• [Material for this exercise]
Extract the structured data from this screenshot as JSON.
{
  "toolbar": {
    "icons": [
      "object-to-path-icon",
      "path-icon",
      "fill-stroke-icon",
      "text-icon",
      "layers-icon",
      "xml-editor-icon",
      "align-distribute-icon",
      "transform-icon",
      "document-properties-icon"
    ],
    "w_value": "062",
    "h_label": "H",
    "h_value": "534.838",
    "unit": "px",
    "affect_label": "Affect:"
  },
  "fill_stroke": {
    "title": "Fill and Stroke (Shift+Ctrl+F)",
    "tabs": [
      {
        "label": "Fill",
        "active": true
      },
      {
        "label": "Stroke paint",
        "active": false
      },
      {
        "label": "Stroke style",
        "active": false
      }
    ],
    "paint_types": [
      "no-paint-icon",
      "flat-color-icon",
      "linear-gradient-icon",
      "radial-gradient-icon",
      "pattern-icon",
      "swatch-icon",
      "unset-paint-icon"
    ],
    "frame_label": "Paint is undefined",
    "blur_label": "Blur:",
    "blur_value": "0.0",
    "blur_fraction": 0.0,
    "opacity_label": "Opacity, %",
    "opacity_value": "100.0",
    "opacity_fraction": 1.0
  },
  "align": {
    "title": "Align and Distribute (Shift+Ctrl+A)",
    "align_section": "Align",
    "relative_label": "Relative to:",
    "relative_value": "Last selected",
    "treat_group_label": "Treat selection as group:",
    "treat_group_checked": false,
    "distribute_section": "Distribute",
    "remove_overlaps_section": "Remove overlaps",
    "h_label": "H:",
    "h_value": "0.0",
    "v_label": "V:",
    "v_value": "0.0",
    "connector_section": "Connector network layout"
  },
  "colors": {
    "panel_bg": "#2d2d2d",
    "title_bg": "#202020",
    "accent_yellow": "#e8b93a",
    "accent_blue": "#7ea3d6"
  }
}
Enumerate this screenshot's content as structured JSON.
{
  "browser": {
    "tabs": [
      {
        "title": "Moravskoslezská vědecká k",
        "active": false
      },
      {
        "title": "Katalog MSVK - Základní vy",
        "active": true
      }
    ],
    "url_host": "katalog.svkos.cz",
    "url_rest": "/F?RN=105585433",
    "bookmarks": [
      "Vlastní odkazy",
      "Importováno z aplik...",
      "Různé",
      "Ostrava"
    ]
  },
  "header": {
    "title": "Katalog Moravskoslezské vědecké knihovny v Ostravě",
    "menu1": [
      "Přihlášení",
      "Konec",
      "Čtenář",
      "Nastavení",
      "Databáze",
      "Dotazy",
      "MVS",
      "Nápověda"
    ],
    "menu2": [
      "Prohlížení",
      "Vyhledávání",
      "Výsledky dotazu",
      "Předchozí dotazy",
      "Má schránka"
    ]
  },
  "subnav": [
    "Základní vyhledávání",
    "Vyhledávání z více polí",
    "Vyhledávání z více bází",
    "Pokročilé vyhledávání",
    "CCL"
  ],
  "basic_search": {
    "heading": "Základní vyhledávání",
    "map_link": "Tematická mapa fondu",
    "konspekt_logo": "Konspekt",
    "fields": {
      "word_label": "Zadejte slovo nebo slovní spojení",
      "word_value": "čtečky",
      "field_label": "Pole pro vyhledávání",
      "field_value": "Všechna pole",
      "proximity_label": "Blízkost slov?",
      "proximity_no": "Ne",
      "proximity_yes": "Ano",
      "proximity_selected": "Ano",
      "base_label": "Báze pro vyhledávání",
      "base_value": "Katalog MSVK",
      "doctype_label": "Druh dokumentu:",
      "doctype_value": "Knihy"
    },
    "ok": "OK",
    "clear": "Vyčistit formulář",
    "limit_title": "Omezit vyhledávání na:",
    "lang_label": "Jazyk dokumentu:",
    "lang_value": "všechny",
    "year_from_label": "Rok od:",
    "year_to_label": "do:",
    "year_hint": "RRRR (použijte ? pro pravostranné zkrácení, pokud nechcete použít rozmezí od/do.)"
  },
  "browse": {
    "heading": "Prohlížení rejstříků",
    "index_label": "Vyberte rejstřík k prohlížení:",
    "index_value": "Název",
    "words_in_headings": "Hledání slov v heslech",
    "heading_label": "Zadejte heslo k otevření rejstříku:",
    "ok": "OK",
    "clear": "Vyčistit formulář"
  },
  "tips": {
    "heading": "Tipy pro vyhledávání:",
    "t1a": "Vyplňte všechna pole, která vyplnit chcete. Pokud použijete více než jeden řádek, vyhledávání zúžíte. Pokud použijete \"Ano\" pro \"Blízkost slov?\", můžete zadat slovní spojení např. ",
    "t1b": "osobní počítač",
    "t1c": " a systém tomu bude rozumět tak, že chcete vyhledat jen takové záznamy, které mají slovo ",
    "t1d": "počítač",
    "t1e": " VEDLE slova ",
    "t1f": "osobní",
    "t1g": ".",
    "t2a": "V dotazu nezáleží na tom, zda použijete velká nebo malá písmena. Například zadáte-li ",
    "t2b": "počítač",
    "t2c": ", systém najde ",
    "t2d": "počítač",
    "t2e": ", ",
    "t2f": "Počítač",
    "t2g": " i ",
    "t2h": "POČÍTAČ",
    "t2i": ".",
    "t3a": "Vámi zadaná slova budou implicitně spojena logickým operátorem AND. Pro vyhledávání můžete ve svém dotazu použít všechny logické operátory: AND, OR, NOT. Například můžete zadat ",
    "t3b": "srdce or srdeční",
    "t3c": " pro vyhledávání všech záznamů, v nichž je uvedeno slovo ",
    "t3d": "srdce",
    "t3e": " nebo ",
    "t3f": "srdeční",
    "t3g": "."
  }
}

• [What this task involves] Please restate the whole listing word for word.

• [Output of the task]
Extract the structured data from this screenshot as JSON.
{
  "toolbar": {
    "icons": [
      "object-to-path-icon",
      "path-icon",
      "fill-stroke-icon",
      "text-icon",
      "layers-icon",
      "xml-editor-icon",
      "align-distribute-icon",
      "transform-icon",
      "document-properties-icon"
    ],
    "w_value": "062",
    "h_label": "H",
    "h_value": "534.838",
    "unit": "px",
    "affect_label": "Affect:"
  },
  "fill_stroke": {
    "title": "Fill and Stroke (Shift+Ctrl+F)",
    "tabs": [
      {
        "label": "Fill",
        "active": true
      },
      {
        "label": "Stroke paint",
        "active": false
      },
      {
        "label": "Stroke style",
        "active": false
      }
    ],
    "paint_types": [
      "no-paint-icon",
      "flat-color-icon",
      "linear-gradient-icon",
      "radial-gradient-icon",
      "pattern-icon",
      "swatch-icon",
      "unset-paint-icon"
    ],
    "frame_label": "Paint is undefined",
    "blur_label": "Blur:",
    "blur_value": "0.0",
    "blur_fraction": 0.0,
    "opacity_label": "Opacity, %",
    "opacity_value": "100.0",
    "opacity_fraction": 1.0
  },
  "align": {
    "title": "Align and Distribute (Shift+Ctrl+A)",
    "align_section": "Align",
    "relative_label": "Relative to:",
    "relative_value": "Last selected",
    "treat_group_label": "Treat selection as group:",
    "treat_group_checked": false,
    "distribute_section": "Distribute",
    "remove_overlaps_section": "Remove overlaps",
    "h_label": "H:",
    "h_value": "0.0",
    "v_label": "V:",
    "v_value": "0.0",
    "connector_section": "Connector network layout"
  },
  "colors": {
    "panel_bg": "#2d2d2d",
    "title_bg": "#202020",
    "accent_yellow": "#e8b93a",
    "accent_blue": "#7ea3d6"
  }
}
Enumerate this screenshot's content as structured JSON.
{
  "browser": {
    "tabs": [
      {
        "title": "Moravskoslezská vědecká k",
        "active": false
      },
      {
        "title": "Katalog MSVK - Základní vy",
        "active": true
      }
    ],
    "url_host": "katalog.svkos.cz",
    "url_rest": "/F?RN=105585433",
    "bookmarks": [
      "Vlastní odkazy",
      "Importováno z aplik...",
      "Různé",
      "Ostrava"
    ]
  },
  "header": {
    "title": "Katalog Moravskoslezské vědecké knihovny v Ostravě",
    "menu1": [
      "Přihlášení",
      "Konec",
      "Čtenář",
      "Nastavení",
      "Databáze",
      "Dotazy",
      "MVS",
      "Nápověda"
    ],
    "menu2": [
      "Prohlížení",
      "Vyhledávání",
      "Výsledky dotazu",
      "Předchozí dotazy",
      "Má schránka"
    ]
  },
  "subnav": [
    "Základní vyhledávání",
    "Vyhledávání z více polí",
    "Vyhledávání z více bází",
    "Pokročilé vyhledávání",
    "CCL"
  ],
  "basic_search": {
    "heading": "Základní vyhledávání",
    "map_link": "Tematická mapa fondu",
    "konspekt_logo": "Konspekt",
    "fields": {
      "word_label": "Zadejte slovo nebo slovní spojení",
      "word_value": "čtečky",
      "field_label": "Pole pro vyhledávání",
      "field_value": "Všechna pole",
      "proximity_label": "Blízkost slov?",
      "proximity_no": "Ne",
      "proximity_yes": "Ano",
      "proximity_selected": "Ano",
      "base_label": "Báze pro vyhledávání",
      "base_value": "Katalog MSVK",
      "doctype_label": "Druh dokumentu:",
      "doctype_value": "Knihy"
    },
    "ok": "OK",
    "clear": "Vyčistit formulář",
    "limit_title": "Omezit vyhledávání na:",
    "lang_label": "Jazyk dokumentu:",
    "lang_value": "všechny",
    "year_from_label": "Rok od:",
    "year_to_label": "do:",
    "year_hint": "RRRR (použijte ? pro pravostranné zkrácení, pokud nechcete použít rozmezí od/do.)"
  },
  "browse": {
    "heading": "Prohlížení rejstříků",
    "index_label": "Vyberte rejstřík k prohlížení:",
    "index_value": "Název",
    "words_in_headings": "Hledání slov v heslech",
    "heading_label": "Zadejte heslo k otevření rejstříku:",
    "ok": "OK",
    "clear": "Vyčistit formulář"
  },
  "tips": {
    "heading": "Tipy pro vyhledávání:",
    "t1a": "Vyplňte všechna pole, která vyplnit chcete. Pokud použijete více než jeden řádek, vyhledávání zúžíte. Pokud použijete \"Ano\" pro \"Blízkost slov?\", můžete zadat slovní spojení např. ",
    "t1b": "osobní počítač",
    "t1c": " a systém tomu bude rozumět tak, že chcete vyhledat jen takové záznamy, které mají slovo ",
    "t1d": "počítač",
    "t1e": " VEDLE slova ",
    "t1f": "osobní",
    "t1g": ".",
    "t2a": "V dotazu nezáleží na tom, zda použijete velká nebo malá písmena. Například zadáte-li ",
    "t2b": "počítač",
    "t2c": ", systém najde ",
    "t2d": "počítač",
    "t2e": ", ",
    "t2f": "Počítač",
    "t2g": " i ",
    "t2h": "POČÍTAČ",
    "t2i": ".",
    "t3a": "Vámi zadaná slova budou implicitně spojena logickým operátorem AND. Pro vyhledávání můžete ve svém dotazu použít všechny logické operátory: AND, OR, NOT. Například můžete zadat ",
    "t3b": "srdce or srdeční",
    "t3c": " pro vyhledávání všech záznamů, v nichž je uvedeno slovo ",
    "t3d": "srdce",
    "t3e": " nebo ",
    "t3f": "srdeční",
    "t3g": "."
  }
}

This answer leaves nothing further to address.